- _EXERCISE GOAL_:
Gather up all lines that carry the word "data".

- _MATERIALS PROVIDED_:

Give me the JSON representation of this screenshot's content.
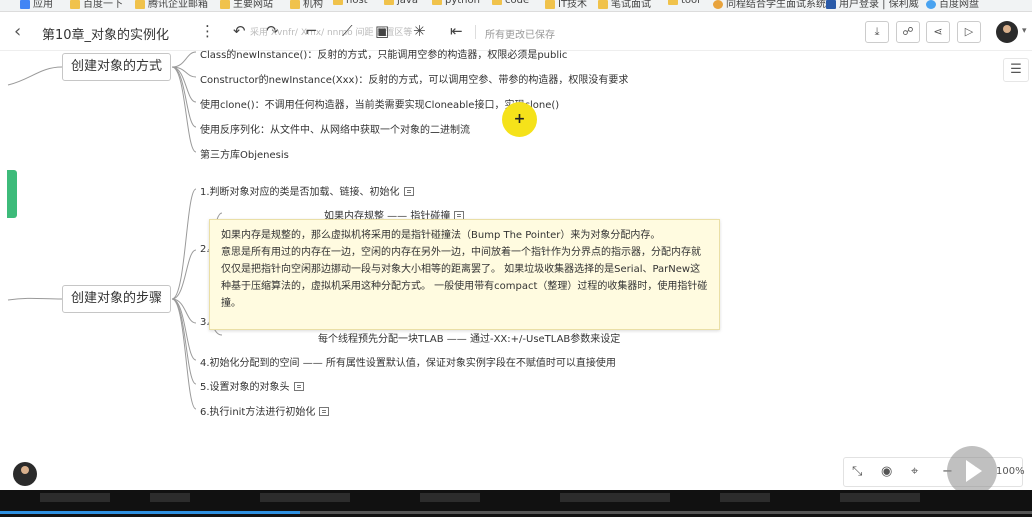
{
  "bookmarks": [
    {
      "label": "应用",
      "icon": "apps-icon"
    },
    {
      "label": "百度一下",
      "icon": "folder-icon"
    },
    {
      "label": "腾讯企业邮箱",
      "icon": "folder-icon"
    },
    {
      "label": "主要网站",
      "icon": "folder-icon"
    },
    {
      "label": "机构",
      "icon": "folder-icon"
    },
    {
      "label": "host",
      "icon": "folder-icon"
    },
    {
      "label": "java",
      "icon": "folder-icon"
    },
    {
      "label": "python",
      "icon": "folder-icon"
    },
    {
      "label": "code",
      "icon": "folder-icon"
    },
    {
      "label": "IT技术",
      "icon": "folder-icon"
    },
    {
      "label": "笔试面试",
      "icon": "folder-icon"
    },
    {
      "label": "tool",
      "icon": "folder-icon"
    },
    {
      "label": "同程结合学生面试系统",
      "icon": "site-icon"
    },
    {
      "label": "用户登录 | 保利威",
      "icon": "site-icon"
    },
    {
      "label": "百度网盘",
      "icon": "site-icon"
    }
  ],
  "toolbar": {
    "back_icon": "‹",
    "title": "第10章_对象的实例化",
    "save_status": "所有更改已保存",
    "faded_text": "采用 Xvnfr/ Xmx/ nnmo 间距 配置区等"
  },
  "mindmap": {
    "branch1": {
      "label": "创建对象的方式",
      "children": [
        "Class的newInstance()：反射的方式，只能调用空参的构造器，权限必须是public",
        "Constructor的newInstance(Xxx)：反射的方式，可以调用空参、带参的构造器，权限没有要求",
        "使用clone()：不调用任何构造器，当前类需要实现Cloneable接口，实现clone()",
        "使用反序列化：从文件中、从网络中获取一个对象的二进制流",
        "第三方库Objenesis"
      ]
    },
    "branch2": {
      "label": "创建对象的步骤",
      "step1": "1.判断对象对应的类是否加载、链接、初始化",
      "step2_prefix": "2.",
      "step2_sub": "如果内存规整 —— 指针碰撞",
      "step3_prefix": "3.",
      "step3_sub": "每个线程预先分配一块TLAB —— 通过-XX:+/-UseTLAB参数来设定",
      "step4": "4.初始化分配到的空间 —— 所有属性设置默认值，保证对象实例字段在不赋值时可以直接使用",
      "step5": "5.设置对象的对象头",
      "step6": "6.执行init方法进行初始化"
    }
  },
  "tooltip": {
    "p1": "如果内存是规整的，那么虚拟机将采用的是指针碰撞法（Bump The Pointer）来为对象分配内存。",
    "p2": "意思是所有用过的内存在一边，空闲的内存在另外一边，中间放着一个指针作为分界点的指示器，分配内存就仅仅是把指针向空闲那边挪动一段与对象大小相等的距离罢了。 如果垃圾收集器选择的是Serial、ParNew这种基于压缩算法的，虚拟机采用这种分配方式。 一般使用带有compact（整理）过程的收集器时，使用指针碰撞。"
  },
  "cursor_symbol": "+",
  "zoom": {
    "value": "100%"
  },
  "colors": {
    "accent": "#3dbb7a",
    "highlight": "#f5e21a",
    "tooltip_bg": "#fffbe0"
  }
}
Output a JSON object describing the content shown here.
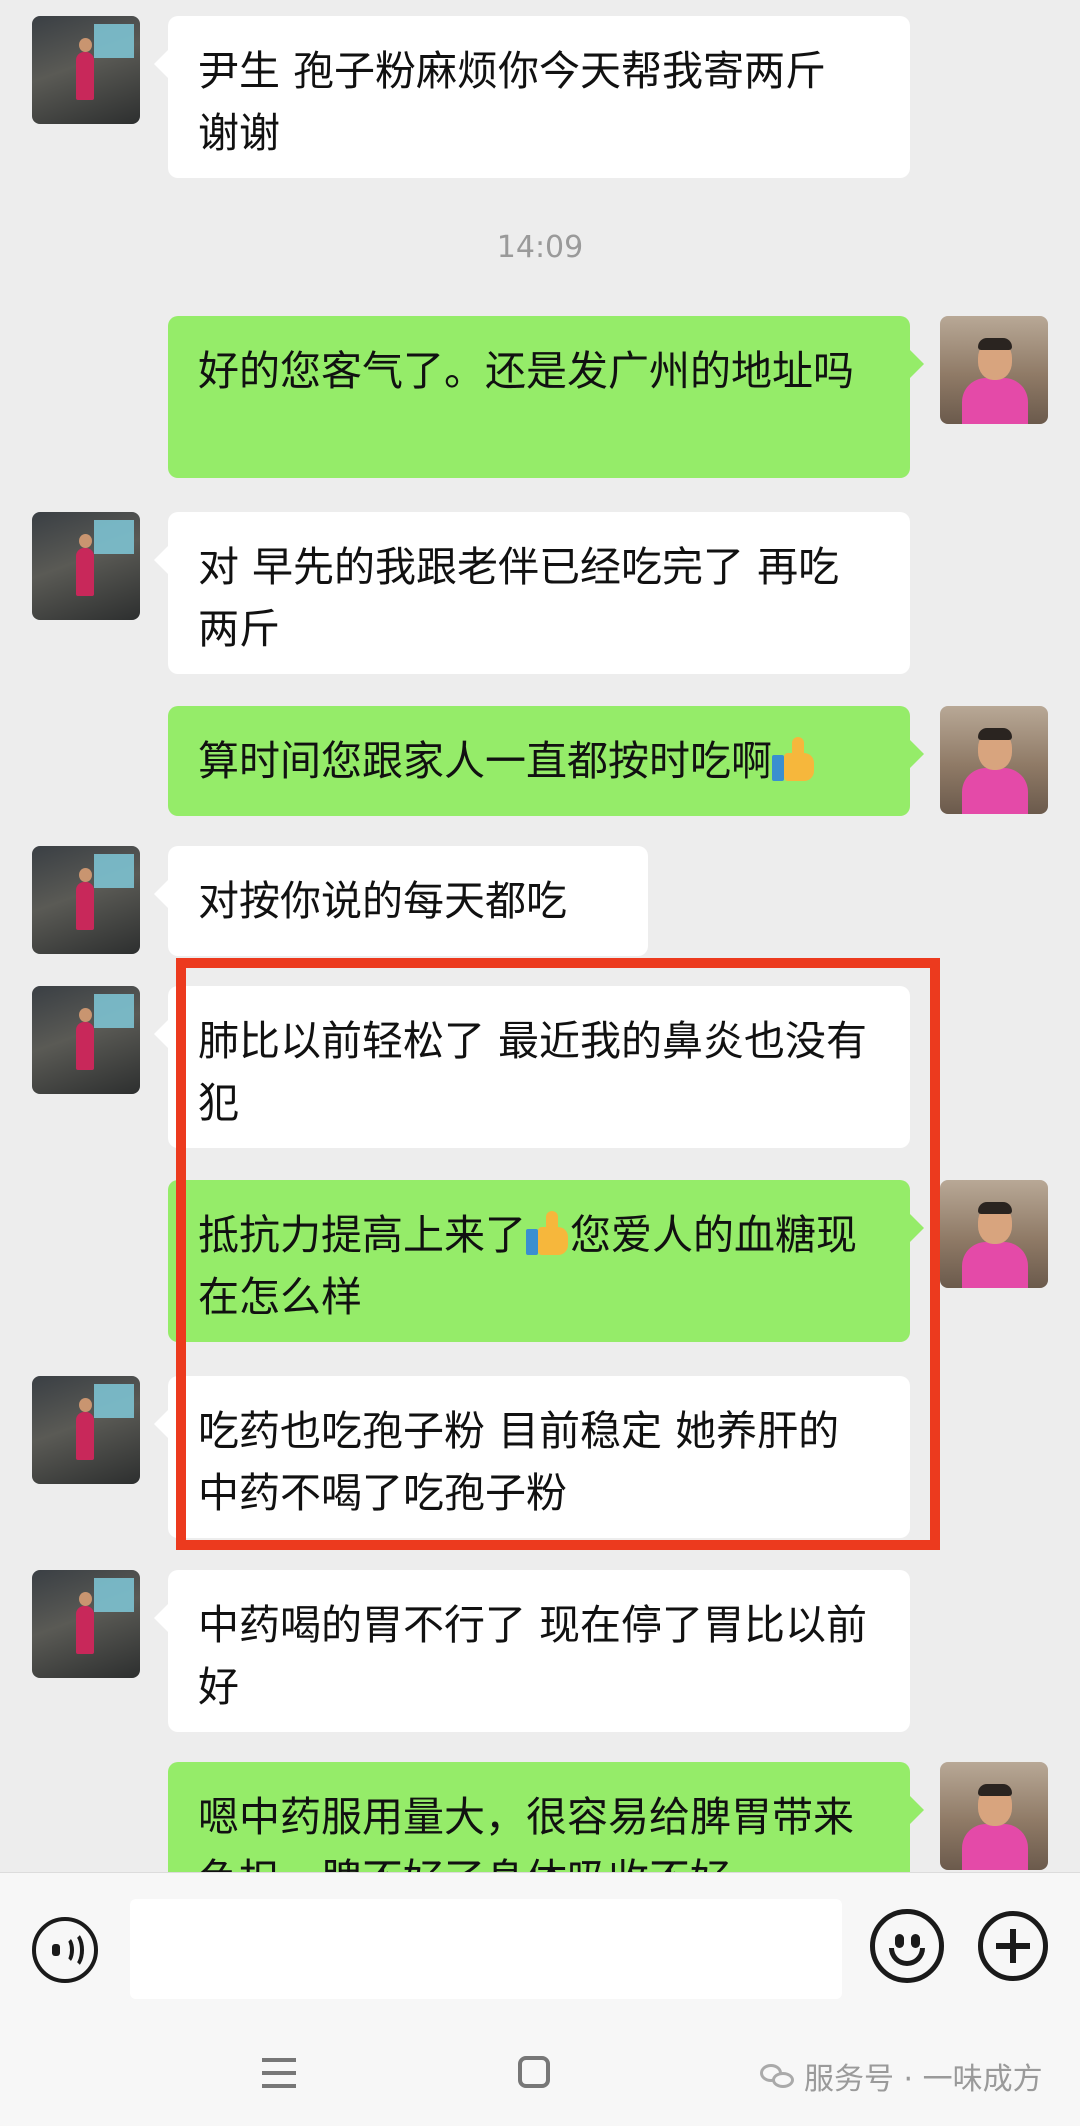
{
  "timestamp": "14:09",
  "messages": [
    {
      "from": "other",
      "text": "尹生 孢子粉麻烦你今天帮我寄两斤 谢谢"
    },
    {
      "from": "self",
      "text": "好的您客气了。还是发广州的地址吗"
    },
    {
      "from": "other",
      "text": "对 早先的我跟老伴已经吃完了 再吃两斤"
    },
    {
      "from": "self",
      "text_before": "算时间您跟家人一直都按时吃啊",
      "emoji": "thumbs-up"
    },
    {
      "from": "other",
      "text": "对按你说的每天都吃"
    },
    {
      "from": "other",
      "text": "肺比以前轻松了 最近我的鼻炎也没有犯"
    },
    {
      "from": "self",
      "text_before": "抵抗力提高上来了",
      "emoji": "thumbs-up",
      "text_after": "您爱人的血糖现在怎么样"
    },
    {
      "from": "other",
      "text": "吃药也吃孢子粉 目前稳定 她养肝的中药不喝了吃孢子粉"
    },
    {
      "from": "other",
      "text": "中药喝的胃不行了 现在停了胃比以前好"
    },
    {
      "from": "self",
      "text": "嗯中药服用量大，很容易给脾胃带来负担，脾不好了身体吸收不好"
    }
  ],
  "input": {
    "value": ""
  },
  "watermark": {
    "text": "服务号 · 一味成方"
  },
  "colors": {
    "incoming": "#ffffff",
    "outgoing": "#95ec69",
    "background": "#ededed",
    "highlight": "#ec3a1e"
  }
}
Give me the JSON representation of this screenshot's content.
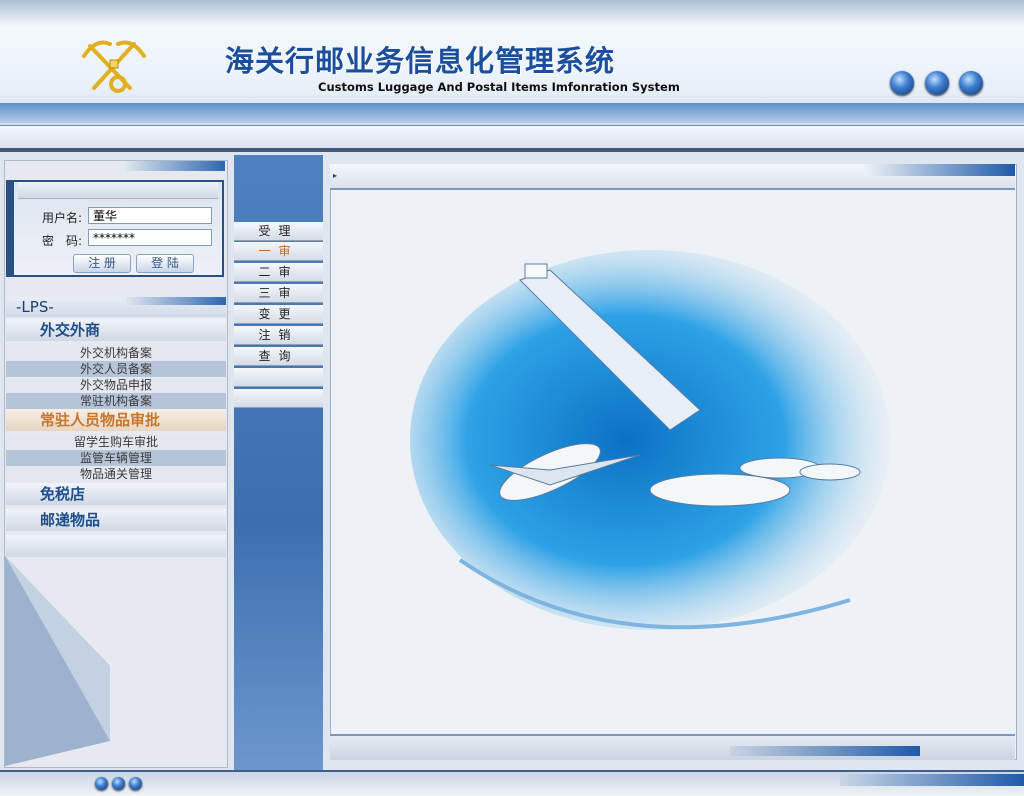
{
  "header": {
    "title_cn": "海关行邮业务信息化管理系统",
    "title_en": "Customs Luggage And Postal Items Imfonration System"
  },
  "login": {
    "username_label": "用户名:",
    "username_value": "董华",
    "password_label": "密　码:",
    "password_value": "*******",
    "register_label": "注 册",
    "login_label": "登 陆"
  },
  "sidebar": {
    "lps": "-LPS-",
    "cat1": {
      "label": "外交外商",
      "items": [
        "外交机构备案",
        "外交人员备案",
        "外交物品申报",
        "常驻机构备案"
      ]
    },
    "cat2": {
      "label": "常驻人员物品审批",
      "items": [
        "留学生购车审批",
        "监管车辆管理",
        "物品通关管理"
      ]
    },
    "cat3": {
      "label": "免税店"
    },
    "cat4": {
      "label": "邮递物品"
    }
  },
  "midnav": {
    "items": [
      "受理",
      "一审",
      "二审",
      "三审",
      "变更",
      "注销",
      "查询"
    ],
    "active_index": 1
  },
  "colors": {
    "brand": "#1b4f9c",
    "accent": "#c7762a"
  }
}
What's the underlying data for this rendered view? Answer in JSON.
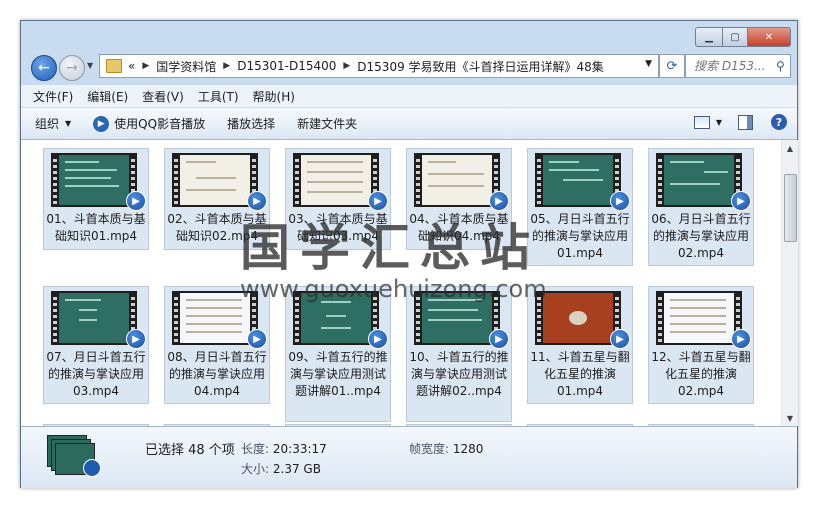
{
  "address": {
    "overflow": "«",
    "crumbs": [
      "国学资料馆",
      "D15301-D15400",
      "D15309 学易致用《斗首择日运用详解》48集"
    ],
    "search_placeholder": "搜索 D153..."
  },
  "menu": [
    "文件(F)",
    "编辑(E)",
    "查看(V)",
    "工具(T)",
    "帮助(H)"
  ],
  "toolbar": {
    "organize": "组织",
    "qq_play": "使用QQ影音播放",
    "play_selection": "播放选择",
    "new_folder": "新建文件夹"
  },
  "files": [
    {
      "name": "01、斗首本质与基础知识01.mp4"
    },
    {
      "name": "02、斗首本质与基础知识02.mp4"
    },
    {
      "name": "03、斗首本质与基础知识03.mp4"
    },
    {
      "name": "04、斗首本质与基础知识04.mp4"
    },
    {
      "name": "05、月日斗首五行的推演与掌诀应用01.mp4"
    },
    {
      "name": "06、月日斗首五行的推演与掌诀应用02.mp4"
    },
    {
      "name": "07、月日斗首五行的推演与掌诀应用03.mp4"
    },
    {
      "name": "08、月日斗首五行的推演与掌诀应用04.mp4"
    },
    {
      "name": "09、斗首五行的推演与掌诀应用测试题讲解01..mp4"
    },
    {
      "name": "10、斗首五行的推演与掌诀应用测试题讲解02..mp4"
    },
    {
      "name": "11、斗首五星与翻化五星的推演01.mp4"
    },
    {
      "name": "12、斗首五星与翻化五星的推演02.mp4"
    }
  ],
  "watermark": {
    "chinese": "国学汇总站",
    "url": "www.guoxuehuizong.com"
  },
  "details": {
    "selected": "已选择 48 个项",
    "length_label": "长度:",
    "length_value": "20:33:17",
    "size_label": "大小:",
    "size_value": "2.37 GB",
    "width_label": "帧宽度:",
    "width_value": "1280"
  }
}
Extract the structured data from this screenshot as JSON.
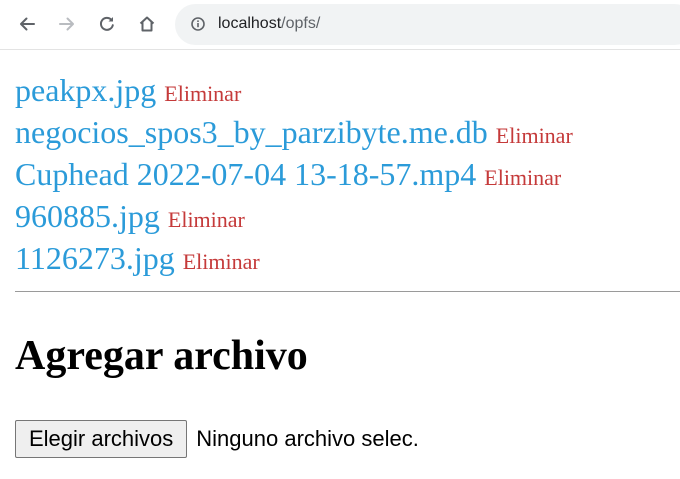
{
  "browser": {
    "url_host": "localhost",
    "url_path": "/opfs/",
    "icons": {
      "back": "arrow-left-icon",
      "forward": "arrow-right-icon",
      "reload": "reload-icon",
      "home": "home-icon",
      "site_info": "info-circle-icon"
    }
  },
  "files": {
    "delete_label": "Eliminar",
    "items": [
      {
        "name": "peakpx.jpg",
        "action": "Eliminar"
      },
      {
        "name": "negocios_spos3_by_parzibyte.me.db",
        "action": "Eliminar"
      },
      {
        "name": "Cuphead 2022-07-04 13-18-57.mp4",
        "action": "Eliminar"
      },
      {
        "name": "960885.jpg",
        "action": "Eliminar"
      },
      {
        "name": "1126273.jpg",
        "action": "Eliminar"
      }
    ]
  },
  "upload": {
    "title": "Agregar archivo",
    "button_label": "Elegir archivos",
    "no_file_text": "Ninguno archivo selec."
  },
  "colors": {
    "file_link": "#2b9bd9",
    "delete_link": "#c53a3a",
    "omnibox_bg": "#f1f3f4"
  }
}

- _CORRECT OUTPUT_:
What's the underlying data for this rendered view? Answer in JSON.
Extract the structured data from this screenshot as JSON.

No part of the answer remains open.